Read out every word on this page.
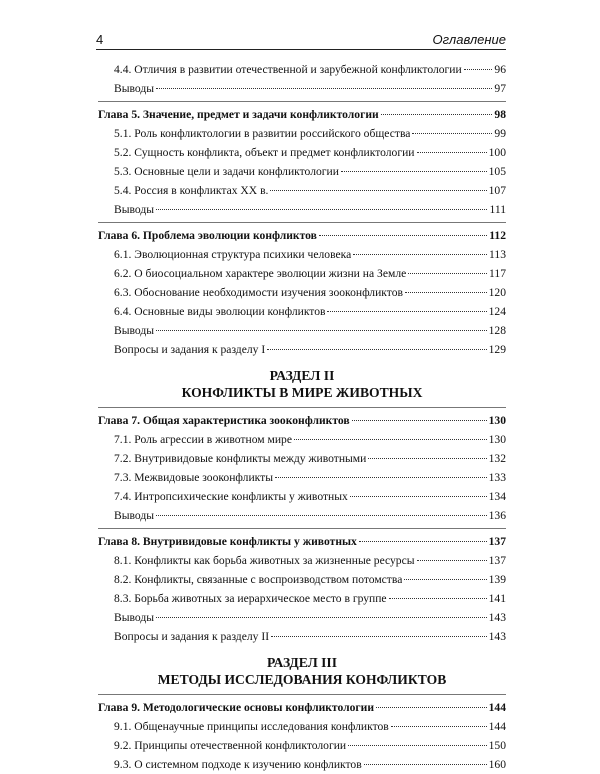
4	Оглавление
4.4. Отличия в развитии отечественной и зарубежной конфликтологии	96
Выводы	97
Глава 5. Значение, предмет и задачи конфликтологии	98
5.1. Роль конфликтологии в развитии российского общества	99
5.2. Сущность конфликта, объект и предмет конфликтологии	100
5.3. Основные цели и задачи конфликтологии	105
5.4. Россия в конфликтах XX в.	107
Выводы	111
Глава 6. Проблема эволюции конфликтов	112
6.1. Эволюционная структура психики человека	113
6.2. О биосоциальном характере эволюции жизни на Земле	117
6.3. Обоснование необходимости изучения зооконфликтов	120
6.4. Основные виды эволюции конфликтов	124
Выводы	128
Вопросы и задания к разделу I	129
РАЗДЕЛ II
КОНФЛИКТЫ В МИРЕ ЖИВОТНЫХ
Глава 7. Общая характеристика зооконфликтов	130
7.1. Роль агрессии в животном мире	130
7.2. Внутривидовые конфликты между животными	132
7.3. Межвидовые зооконфликты	133
7.4. Интропсихические конфликты у животных	134
Выводы	136
Глава 8. Внутривидовые конфликты у животных	137
8.1. Конфликты как борьба животных за жизненные ресурсы	137
8.2. Конфликты, связанные с воспроизводством потомства	139
8.3. Борьба животных за иерархическое место в группе	141
Выводы	143
Вопросы и задания к разделу II	143
РАЗДЕЛ III
МЕТОДЫ ИССЛЕДОВАНИЯ КОНФЛИКТОВ
Глава 9. Методологические основы конфликтологии	144
9.1. Общенаучные принципы исследования конфликтов	144
9.2. Принципы отечественной конфликтологии	150
9.3. О системном подходе к изучению конфликтов	160
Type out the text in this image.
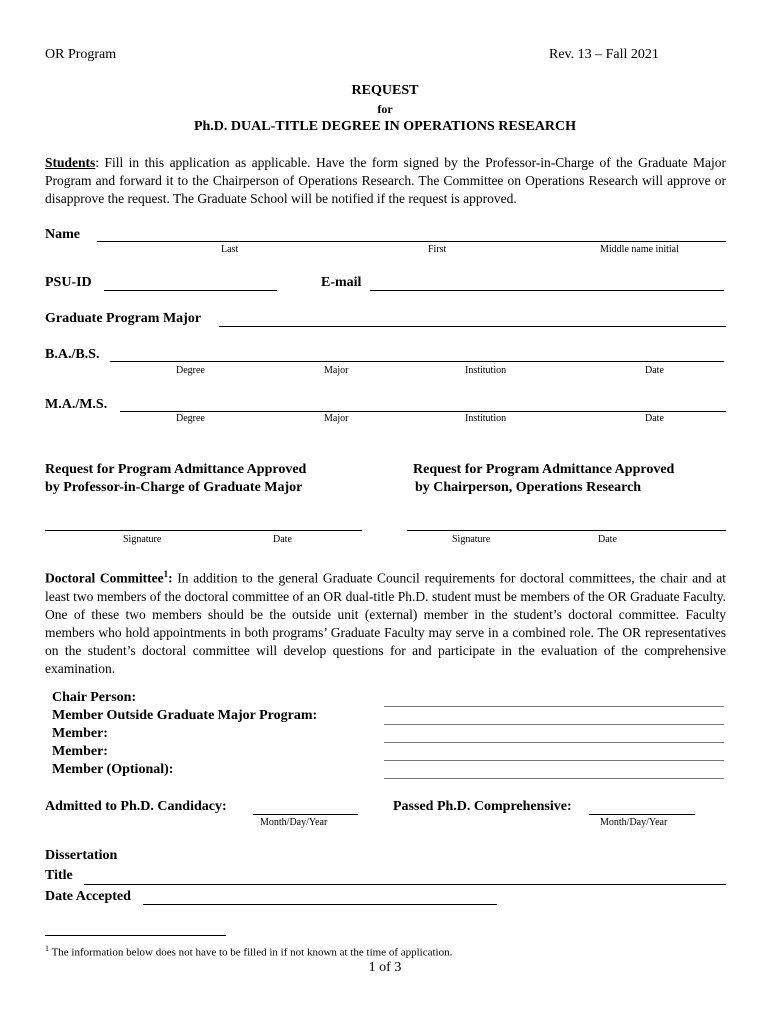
OR Program	Rev. 13 – Fall 2021
REQUEST
for
Ph.D. DUAL-TITLE DEGREE IN OPERATIONS RESEARCH
Students: Fill in this application as applicable. Have the form signed by the Professor-in-Charge of the Graduate Major Program and forward it to the Chairperson of Operations Research. The Committee on Operations Research will approve or disapprove the request. The Graduate School will be notified if the request is approved.
Name
Last	First	Middle name initial
PSU-ID	E-mail
Graduate Program Major
B.A./B.S.
Degree	Major	Institution	Date
M.A./M.S.
Degree	Major	Institution	Date
Request for Program Admittance Approved
by Professor-in-Charge of Graduate Major
Request for Program Admittance Approved
by Chairperson, Operations Research
Signature	Date	Signature	Date
Doctoral Committee$^1$: In addition to the general Graduate Council requirements for doctoral committees, the chair and at least two members of the doctoral committee of an OR dual-title Ph.D. student must be members of the OR Graduate Faculty. One of these two members should be the outside unit (external) member in the student’s doctoral committee. Faculty members who hold appointments in both programs’ Graduate Faculty may serve in a combined role. The OR representatives on the student’s doctoral committee will develop questions for and participate in the evaluation of the comprehensive examination.
Chair Person:
Member Outside Graduate Major Program:
Member:
Member:
Member (Optional):
Admitted to Ph.D. Candidacy:
Month/Day/Year
Passed Ph.D. Comprehensive:
Month/Day/Year
Dissertation
Title
Date Accepted
$^1$ The information below does not have to be filled in if not known at the time of application.
1 of 3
□ □ □
# Written request
Write down every line of the data above that includes the string "разделу".

# Solution for this exercise
Вопросы и задания к разделу I	129
Вопросы и задания к разделу II	143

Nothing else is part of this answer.